**Work to do**.
1 - Using the SPT-3G abstract below, answer each question:
(a) By roughly what factor will SPT-3G improve mapping speed over SPT-POL?
(b) How precise will the constraint on the sum of neutrino masses be?
(c) On what scale will the differential Doppler signal from pairs of galaxy clusters test General Relativity?
2 - List every scientific result that the SPT-3G abstract below attributes to the synergy with the Dark Energy Survey.

**Document passage**.
-- START --

SPT-3G: A Next-Generation Cosmic Microwave Background Polarization Experiment on the South Pole Telescope
- Creators
- Benson, B. A.
- Padin, S.
- Others:
- Holland, Wayne S.
- Zmuidzinas, Jonas
Abstract
We describe the design of a new polarization sensitive receiver, SPT-3G, for the 10-meter South Pole Telescope (SPT). The SPT-3G receiver will deliver a factor of ~20 improvement in mapping speed over the current receiver, SPT-POL. The sensitivity of the SPT-3G receiver will enable the advance from statistical detection of B-mode polarization anisotropy power to high signal-to-noise measurements of the individual modes, i.e., maps. This will lead to precise (~0.06 eV) constraints on the sum of neutrino masses with the potential to directly address the neutrino mass hierarchy. It will allow a separation of the lensing and inflationary B-mode power spectra, improving constraints on the amplitude and shape of the primordial signal, either through SPT-3G data alone or in combination with BICEP2/KECK, which is observing the same area of sky. The measurement of small-scale temperature anisotropy will provide new constraints on the epoch of reionization. Additional science from the SPT-3G survey will be significantly enhanced by the synergy with the ongoing optical Dark Energy Survey (DES), including: a 1% constraint on the bias of optical tracers of large-scale structure, a measurement of the differential Doppler signal from pairs of galaxy clusters that will test General Relativity on ~200Mpc scales, and improved cosmological constraints from the abundance of clusters of galaxies.

-- END --

**Data provided**.
-- START --

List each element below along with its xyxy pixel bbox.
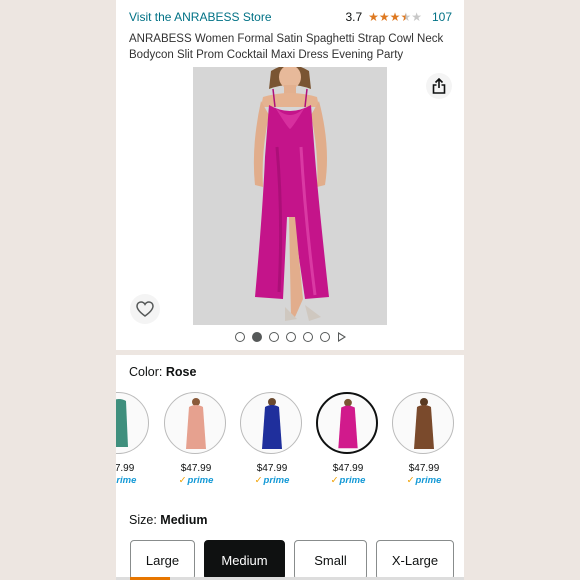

-- END --

**Answers for this exercise**.
1 -
(a) About 20.
(b) About 0.06 eV.
(c) About 200 Mpc.

2 -
- A 1% constraint on the bias of optical tracers of large-scale structure
- A measurement of the differential Doppler signal from pairs of galaxy clusters, testing General Relativity on ~200 Mpc scales
- Improved cosmological constraints from the abundance of clusters of galaxies